• Text segment
The ISerializable interface is
the mechanism to control the type serialization process. If not implemented correctly this could result in an invalid serialization and hard-to-detect
bugs.
This rule raises an issue on types that implement ISerializable without following the serialization pattern recommended by Microsoft.
Specifically, this rule checks for these problems:
- The
SerializableAttribute attribute is
missing.
- Non-serializable fields are not marked with the
NonSerializedAttribute attribute.
- There is no serialization constructor.
- An unsealed type has a serialization constructor that is not
protected.
- A sealed type has a serialization constructor that is not
private.
- An unsealed type has an
ISerializable.GetObjectData that is not both public and virtual.
- A derived type has a serialization constructor that does not call the
base constructor.
- A derived type has an
ISerializable.GetObjectData method that does not call the base method.
- A derived type has serializable fields but the
ISerializable.GetObjectData method is not overridden.

• Records for recognizing document structure
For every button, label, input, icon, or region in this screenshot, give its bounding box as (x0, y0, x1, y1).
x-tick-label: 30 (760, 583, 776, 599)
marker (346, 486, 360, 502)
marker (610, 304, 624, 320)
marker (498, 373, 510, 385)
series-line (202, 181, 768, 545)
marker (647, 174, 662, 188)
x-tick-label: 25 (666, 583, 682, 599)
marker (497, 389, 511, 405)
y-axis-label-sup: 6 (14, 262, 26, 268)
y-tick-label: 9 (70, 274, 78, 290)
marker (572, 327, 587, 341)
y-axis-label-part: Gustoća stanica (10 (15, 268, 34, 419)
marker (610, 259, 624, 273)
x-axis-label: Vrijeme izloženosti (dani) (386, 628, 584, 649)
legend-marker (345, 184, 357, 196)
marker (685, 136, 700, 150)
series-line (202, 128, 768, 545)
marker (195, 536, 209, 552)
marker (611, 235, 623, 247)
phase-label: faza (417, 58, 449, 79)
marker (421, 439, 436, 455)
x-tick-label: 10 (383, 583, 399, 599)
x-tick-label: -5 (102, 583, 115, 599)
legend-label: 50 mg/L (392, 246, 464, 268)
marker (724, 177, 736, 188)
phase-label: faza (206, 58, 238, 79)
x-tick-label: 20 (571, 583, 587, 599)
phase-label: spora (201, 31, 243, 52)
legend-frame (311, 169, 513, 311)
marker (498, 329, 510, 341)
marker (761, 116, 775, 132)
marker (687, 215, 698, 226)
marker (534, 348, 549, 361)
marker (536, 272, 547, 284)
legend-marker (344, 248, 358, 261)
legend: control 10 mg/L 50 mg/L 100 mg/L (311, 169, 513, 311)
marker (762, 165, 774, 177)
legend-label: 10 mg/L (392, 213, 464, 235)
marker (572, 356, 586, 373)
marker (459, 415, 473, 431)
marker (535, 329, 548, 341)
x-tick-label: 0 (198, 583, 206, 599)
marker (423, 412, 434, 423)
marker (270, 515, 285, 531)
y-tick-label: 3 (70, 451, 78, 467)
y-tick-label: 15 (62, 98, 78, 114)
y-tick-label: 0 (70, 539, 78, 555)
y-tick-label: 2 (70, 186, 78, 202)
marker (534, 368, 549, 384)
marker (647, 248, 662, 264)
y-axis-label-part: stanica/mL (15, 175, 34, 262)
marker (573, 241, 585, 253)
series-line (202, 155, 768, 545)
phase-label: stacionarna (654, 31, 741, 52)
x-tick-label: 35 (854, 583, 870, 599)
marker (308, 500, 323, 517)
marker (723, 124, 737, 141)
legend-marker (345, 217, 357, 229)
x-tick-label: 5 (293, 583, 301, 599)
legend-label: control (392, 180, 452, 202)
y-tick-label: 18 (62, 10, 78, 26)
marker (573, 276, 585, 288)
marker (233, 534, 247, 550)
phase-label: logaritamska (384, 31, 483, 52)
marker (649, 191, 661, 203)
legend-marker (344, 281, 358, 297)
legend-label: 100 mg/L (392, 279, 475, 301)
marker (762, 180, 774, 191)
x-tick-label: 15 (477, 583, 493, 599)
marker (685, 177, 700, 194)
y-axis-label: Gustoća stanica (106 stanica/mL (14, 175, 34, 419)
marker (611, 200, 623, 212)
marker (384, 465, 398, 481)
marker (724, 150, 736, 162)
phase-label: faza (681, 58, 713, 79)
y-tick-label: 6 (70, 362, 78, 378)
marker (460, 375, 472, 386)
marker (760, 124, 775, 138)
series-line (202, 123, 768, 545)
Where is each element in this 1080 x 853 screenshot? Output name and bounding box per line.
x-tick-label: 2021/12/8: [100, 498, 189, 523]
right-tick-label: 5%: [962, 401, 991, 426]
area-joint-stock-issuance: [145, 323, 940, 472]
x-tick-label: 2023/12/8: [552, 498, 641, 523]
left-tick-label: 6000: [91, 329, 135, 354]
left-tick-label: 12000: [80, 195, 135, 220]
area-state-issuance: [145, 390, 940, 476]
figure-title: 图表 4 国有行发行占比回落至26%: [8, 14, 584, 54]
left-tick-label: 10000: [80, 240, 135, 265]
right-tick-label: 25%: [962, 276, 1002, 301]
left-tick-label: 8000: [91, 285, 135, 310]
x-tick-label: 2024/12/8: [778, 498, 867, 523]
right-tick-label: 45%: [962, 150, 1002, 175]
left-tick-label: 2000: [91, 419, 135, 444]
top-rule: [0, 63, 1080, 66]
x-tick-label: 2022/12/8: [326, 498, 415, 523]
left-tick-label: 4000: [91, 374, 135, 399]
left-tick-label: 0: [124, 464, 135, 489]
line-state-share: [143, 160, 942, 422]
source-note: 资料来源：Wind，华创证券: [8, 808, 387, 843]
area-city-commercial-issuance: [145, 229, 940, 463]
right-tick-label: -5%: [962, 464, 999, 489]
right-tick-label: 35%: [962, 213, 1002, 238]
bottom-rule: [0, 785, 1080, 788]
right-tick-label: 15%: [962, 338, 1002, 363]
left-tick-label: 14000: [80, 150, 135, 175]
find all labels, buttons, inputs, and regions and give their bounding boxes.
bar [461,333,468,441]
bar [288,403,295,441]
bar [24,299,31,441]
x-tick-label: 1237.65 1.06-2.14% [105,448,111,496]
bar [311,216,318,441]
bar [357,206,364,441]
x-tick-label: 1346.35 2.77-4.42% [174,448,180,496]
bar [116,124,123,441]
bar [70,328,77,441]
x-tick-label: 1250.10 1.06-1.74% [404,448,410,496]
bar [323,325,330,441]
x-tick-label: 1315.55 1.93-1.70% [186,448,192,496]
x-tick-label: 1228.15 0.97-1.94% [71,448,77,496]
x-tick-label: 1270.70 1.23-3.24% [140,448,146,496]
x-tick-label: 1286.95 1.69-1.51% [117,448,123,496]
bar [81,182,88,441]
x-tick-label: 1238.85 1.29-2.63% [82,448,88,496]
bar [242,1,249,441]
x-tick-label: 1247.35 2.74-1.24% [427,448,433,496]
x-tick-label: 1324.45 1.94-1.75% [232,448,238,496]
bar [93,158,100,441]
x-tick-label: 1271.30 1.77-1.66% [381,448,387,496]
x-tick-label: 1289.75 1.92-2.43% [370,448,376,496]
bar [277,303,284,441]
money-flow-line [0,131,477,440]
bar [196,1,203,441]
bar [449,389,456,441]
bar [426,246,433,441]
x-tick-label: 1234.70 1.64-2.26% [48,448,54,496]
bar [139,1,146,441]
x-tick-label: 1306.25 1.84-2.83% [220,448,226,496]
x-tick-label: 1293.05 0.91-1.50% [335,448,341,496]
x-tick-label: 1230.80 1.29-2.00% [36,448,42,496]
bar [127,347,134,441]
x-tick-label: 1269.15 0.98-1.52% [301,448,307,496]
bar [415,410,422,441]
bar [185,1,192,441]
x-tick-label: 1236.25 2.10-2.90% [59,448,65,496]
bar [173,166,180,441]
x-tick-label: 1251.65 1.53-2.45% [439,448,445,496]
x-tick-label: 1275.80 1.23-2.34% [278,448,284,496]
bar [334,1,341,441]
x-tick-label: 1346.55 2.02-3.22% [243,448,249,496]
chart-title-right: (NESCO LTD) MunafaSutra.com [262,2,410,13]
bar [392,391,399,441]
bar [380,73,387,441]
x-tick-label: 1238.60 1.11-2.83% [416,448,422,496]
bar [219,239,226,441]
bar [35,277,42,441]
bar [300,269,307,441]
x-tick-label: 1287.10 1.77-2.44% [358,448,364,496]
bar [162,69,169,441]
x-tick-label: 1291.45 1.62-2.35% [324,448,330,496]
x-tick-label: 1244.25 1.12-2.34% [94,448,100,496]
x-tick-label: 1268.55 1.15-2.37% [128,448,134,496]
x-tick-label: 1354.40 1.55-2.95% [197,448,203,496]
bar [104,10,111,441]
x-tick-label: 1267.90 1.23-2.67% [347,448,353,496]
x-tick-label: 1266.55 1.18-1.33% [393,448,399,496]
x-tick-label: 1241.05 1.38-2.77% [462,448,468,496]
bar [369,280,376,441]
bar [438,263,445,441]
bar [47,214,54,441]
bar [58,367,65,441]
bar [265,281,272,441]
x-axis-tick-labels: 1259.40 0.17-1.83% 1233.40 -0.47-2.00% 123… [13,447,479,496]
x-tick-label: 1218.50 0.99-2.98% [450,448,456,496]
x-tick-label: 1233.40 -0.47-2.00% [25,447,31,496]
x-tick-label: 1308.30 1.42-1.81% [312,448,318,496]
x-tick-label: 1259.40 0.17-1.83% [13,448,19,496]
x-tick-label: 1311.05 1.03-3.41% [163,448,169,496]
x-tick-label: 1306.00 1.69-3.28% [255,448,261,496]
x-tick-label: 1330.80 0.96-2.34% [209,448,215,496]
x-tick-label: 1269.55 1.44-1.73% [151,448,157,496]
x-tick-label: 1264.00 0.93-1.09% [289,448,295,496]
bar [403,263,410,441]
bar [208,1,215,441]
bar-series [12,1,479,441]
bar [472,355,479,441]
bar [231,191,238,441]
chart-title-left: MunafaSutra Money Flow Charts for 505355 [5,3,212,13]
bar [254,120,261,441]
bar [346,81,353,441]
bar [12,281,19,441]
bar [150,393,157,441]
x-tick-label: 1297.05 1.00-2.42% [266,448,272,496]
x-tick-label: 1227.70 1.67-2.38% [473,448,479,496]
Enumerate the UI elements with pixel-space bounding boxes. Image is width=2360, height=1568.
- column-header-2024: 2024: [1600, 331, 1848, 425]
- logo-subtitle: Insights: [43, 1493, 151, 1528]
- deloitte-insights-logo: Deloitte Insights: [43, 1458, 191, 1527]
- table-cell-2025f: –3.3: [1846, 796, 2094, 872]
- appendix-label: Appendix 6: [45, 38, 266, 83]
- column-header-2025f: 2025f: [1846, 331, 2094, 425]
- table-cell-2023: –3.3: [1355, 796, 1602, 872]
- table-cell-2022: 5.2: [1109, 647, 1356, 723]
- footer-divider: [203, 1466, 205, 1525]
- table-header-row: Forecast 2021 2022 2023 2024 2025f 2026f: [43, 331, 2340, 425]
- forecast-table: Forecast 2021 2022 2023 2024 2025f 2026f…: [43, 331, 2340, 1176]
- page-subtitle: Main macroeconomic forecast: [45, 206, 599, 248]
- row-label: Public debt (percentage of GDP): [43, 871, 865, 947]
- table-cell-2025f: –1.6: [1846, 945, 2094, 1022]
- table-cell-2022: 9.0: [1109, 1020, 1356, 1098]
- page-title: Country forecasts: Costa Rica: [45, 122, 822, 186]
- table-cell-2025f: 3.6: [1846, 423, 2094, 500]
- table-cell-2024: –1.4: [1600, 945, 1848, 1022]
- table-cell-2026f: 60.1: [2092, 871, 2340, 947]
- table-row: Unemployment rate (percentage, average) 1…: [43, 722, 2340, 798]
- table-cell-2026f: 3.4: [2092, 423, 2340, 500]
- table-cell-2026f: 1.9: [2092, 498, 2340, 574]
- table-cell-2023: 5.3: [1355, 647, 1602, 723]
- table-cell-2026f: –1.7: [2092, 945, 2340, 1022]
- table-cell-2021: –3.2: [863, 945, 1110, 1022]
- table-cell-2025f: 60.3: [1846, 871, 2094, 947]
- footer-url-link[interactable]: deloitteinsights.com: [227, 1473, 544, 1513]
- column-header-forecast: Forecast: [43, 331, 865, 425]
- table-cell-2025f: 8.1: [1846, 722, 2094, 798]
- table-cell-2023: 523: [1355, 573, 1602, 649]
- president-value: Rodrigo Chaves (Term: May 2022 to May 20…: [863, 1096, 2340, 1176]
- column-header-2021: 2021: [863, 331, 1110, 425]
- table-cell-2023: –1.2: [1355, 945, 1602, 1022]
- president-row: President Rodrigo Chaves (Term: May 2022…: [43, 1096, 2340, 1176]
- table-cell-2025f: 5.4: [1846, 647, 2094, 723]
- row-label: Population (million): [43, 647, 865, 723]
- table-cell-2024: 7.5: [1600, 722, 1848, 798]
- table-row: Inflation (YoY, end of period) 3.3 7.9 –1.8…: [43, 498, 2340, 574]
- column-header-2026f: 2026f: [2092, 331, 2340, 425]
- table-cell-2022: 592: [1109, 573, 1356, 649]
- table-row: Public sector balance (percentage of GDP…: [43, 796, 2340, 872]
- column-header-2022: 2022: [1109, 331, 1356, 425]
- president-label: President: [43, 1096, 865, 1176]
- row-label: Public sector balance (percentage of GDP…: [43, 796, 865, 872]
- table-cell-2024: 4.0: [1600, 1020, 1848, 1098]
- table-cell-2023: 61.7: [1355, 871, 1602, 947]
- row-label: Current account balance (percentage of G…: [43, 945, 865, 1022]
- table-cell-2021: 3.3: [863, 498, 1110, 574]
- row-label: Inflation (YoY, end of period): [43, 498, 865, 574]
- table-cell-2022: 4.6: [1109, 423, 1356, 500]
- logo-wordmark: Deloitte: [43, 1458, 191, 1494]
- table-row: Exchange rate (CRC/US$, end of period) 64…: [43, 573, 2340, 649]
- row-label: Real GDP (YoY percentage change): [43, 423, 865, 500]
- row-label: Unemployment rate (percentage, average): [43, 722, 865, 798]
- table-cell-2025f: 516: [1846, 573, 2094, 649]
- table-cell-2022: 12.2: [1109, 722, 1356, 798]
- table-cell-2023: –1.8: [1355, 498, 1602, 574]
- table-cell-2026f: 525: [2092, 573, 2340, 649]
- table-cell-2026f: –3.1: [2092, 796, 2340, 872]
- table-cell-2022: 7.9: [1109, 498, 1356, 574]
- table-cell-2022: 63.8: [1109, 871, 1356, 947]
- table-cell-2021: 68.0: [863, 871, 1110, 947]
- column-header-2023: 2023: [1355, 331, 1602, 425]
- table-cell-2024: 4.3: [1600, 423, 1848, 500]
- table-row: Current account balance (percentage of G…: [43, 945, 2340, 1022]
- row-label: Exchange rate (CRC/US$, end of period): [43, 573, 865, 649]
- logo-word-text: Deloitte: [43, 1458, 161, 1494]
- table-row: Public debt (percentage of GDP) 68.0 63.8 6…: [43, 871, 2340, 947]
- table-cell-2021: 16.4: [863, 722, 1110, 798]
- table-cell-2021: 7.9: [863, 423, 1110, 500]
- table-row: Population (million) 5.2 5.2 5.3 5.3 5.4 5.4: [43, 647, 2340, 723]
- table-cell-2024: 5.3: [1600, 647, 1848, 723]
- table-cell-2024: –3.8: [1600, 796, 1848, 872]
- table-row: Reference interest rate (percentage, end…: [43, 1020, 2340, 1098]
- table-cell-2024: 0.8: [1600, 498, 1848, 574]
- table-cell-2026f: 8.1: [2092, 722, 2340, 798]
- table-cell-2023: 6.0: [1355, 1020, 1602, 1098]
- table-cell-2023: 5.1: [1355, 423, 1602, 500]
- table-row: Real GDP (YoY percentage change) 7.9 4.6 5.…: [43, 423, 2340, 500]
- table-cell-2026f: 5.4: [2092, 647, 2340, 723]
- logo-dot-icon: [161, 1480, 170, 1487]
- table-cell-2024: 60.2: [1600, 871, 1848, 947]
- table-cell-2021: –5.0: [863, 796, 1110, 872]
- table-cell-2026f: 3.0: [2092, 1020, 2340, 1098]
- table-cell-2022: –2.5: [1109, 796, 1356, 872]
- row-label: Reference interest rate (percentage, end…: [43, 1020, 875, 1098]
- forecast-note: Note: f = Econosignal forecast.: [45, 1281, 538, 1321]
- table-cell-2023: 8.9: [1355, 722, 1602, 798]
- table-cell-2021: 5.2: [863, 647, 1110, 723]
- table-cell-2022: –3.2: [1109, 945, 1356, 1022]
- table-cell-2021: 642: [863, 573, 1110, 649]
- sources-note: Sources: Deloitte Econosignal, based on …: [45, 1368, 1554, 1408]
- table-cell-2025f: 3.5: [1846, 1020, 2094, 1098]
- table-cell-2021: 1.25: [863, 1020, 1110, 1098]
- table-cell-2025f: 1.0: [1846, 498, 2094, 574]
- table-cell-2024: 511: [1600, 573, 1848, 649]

• Your tasks
A - In the ISerializable rule description, what can happen if the interface is not implemented correctly?
B - Say whether each statement agrees with the ISerializable rule description: (i) The rule checks for a missing SerializableAttribute attribute. (ii) The rule flags an unsealed type whose serialization constructor is not private. (iii) The rule flags a derived type whose ISerializable.GetObjectData method does not call the base method.
The records have nothing to do with this.

• Solution list
A - It could result in an invalid serialization and hard-to-detect bugs.

B -
(i) Yes: "The SerializableAttribute attribute is missing."
(ii) No: "An unsealed type has a serialization constructor that is not protected."
(iii) Yes: "A derived type has an ISerializable.GetObjectData method that does not call the base method."